**What you are asked to do**
Retype every entry exactly, character for character.

— start of Dataset —

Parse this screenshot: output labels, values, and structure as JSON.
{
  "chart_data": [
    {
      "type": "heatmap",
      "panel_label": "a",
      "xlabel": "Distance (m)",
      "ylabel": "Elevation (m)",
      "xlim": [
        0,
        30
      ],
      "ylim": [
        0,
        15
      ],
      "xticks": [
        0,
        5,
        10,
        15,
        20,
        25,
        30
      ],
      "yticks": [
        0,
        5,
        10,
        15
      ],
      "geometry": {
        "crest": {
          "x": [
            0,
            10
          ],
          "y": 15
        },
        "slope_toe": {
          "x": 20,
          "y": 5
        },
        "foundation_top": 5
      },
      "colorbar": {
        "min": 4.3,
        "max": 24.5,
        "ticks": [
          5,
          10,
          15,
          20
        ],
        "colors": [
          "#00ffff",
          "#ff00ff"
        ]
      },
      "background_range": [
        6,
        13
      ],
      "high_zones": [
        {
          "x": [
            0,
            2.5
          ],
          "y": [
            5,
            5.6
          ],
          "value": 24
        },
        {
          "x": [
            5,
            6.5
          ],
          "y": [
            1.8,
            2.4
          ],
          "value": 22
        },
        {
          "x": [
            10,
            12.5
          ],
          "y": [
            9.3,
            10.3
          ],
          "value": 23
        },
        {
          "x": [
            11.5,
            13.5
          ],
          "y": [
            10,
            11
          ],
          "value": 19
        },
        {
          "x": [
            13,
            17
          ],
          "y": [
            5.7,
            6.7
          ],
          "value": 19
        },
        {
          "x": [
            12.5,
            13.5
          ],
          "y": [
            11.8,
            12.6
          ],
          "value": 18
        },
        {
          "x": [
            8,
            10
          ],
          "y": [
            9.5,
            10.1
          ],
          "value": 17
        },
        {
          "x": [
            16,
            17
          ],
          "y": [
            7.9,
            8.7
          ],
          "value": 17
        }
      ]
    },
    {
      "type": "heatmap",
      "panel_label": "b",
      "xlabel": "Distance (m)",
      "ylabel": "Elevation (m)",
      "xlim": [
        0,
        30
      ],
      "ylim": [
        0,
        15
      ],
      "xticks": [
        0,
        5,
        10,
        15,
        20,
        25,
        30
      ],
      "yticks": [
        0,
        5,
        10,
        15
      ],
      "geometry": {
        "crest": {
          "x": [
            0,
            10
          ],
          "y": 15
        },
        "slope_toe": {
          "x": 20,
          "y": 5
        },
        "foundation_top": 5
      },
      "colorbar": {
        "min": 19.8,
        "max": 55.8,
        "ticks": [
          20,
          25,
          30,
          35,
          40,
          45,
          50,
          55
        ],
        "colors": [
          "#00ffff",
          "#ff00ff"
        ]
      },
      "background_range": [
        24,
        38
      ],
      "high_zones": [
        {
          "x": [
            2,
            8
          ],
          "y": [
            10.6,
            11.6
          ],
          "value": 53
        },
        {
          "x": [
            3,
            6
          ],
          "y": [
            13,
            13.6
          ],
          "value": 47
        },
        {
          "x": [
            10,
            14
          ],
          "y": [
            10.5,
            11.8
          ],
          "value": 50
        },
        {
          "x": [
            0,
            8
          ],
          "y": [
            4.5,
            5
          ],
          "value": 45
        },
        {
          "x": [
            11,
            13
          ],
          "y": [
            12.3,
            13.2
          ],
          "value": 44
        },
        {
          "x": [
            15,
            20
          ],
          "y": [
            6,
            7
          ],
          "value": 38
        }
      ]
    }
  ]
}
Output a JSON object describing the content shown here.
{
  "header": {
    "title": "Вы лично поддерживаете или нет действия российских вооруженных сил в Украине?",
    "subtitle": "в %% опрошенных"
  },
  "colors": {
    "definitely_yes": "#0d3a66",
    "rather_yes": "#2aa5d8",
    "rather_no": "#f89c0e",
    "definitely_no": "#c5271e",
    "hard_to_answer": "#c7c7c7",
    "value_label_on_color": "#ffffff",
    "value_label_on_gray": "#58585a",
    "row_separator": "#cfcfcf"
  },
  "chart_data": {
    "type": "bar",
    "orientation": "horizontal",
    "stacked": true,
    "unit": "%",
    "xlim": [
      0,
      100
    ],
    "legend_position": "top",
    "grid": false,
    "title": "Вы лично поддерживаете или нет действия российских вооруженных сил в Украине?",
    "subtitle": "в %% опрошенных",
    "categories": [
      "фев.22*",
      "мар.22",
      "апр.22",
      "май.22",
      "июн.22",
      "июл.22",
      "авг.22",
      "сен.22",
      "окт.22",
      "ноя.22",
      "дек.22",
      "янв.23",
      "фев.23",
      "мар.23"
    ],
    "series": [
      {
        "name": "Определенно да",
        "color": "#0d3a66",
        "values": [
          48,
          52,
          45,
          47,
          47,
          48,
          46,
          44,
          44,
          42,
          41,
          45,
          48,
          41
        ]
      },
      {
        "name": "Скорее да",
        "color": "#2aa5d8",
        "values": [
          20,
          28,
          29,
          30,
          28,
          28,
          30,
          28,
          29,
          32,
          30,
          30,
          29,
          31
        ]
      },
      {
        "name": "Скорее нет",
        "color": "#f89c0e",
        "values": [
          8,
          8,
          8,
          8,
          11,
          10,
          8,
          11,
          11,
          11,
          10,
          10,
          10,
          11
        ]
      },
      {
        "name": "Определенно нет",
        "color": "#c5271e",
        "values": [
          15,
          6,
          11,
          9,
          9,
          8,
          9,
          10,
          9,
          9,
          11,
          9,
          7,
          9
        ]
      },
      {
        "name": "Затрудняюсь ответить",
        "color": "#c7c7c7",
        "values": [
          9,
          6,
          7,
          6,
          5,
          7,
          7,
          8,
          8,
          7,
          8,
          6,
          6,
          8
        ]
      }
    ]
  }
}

— end of Dataset —

**Result of this exercise**
Parse this screenshot: output labels, values, and structure as JSON.
{
  "chart_data": [
    {
      "type": "heatmap",
      "panel_label": "a",
      "xlabel": "Distance (m)",
      "ylabel": "Elevation (m)",
      "xlim": [
        0,
        30
      ],
      "ylim": [
        0,
        15
      ],
      "xticks": [
        0,
        5,
        10,
        15,
        20,
        25,
        30
      ],
      "yticks": [
        0,
        5,
        10,
        15
      ],
      "geometry": {
        "crest": {
          "x": [
            0,
            10
          ],
          "y": 15
        },
        "slope_toe": {
          "x": 20,
          "y": 5
        },
        "foundation_top": 5
      },
      "colorbar": {
        "min": 4.3,
        "max": 24.5,
        "ticks": [
          5,
          10,
          15,
          20
        ],
        "colors": [
          "#00ffff",
          "#ff00ff"
        ]
      },
      "background_range": [
        6,
        13
      ],
      "high_zones": [
        {
          "x": [
            0,
            2.5
          ],
          "y": [
            5,
            5.6
          ],
          "value": 24
        },
        {
          "x": [
            5,
            6.5
          ],
          "y": [
            1.8,
            2.4
          ],
          "value": 22
        },
        {
          "x": [
            10,
            12.5
          ],
          "y": [
            9.3,
            10.3
          ],
          "value": 23
        },
        {
          "x": [
            11.5,
            13.5
          ],
          "y": [
            10,
            11
          ],
          "value": 19
        },
        {
          "x": [
            13,
            17
          ],
          "y": [
            5.7,
            6.7
          ],
          "value": 19
        },
        {
          "x": [
            12.5,
            13.5
          ],
          "y": [
            11.8,
            12.6
          ],
          "value": 18
        },
        {
          "x": [
            8,
            10
          ],
          "y": [
            9.5,
            10.1
          ],
          "value": 17
        },
        {
          "x": [
            16,
            17
          ],
          "y": [
            7.9,
            8.7
          ],
          "value": 17
        }
      ]
    },
    {
      "type": "heatmap",
      "panel_label": "b",
      "xlabel": "Distance (m)",
      "ylabel": "Elevation (m)",
      "xlim": [
        0,
        30
      ],
      "ylim": [
        0,
        15
      ],
      "xticks": [
        0,
        5,
        10,
        15,
        20,
        25,
        30
      ],
      "yticks": [
        0,
        5,
        10,
        15
      ],
      "geometry": {
        "crest": {
          "x": [
            0,
            10
          ],
          "y": 15
        },
        "slope_toe": {
          "x": 20,
          "y": 5
        },
        "foundation_top": 5
      },
      "colorbar": {
        "min": 19.8,
        "max": 55.8,
        "ticks": [
          20,
          25,
          30,
          35,
          40,
          45,
          50,
          55
        ],
        "colors": [
          "#00ffff",
          "#ff00ff"
        ]
      },
      "background_range": [
        24,
        38
      ],
      "high_zones": [
        {
          "x": [
            2,
            8
          ],
          "y": [
            10.6,
            11.6
          ],
          "value": 53
        },
        {
          "x": [
            3,
            6
          ],
          "y": [
            13,
            13.6
          ],
          "value": 47
        },
        {
          "x": [
            10,
            14
          ],
          "y": [
            10.5,
            11.8
          ],
          "value": 50
        },
        {
          "x": [
            0,
            8
          ],
          "y": [
            4.5,
            5
          ],
          "value": 45
        },
        {
          "x": [
            11,
            13
          ],
          "y": [
            12.3,
            13.2
          ],
          "value": 44
        },
        {
          "x": [
            15,
            20
          ],
          "y": [
            6,
            7
          ],
          "value": 38
        }
      ]
    }
  ]
}
Output a JSON object describing the content shown here.
{
  "header": {
    "title": "Вы лично поддерживаете или нет действия российских вооруженных сил в Украине?",
    "subtitle": "в %% опрошенных"
  },
  "colors": {
    "definitely_yes": "#0d3a66",
    "rather_yes": "#2aa5d8",
    "rather_no": "#f89c0e",
    "definitely_no": "#c5271e",
    "hard_to_answer": "#c7c7c7",
    "value_label_on_color": "#ffffff",
    "value_label_on_gray": "#58585a",
    "row_separator": "#cfcfcf"
  },
  "chart_data": {
    "type": "bar",
    "orientation": "horizontal",
    "stacked": true,
    "unit": "%",
    "xlim": [
      0,
      100
    ],
    "legend_position": "top",
    "grid": false,
    "title": "Вы лично поддерживаете или нет действия российских вооруженных сил в Украине?",
    "subtitle": "в %% опрошенных",
    "categories": [
      "фев.22*",
      "мар.22",
      "апр.22",
      "май.22",
      "июн.22",
      "июл.22",
      "авг.22",
      "сен.22",
      "окт.22",
      "ноя.22",
      "дек.22",
      "янв.23",
      "фев.23",
      "мар.23"
    ],
    "series": [
      {
        "name": "Определенно да",
        "color": "#0d3a66",
        "values": [
          48,
          52,
          45,
          47,
          47,
          48,
          46,
          44,
          44,
          42,
          41,
          45,
          48,
          41
        ]
      },
      {
        "name": "Скорее да",
        "color": "#2aa5d8",
        "values": [
          20,
          28,
          29,
          30,
          28,
          28,
          30,
          28,
          29,
          32,
          30,
          30,
          29,
          31
        ]
      },
      {
        "name": "Скорее нет",
        "color": "#f89c0e",
        "values": [
          8,
          8,
          8,
          8,
          11,
          10,
          8,
          11,
          11,
          11,
          10,
          10,
          10,
          11
        ]
      },
      {
        "name": "Определенно нет",
        "color": "#c5271e",
        "values": [
          15,
          6,
          11,
          9,
          9,
          8,
          9,
          10,
          9,
          9,
          11,
          9,
          7,
          9
        ]
      },
      {
        "name": "Затрудняюсь ответить",
        "color": "#c7c7c7",
        "values": [
          9,
          6,
          7,
          6,
          5,
          7,
          7,
          8,
          8,
          7,
          8,
          6,
          6,
          8
        ]
      }
    ]
  }
}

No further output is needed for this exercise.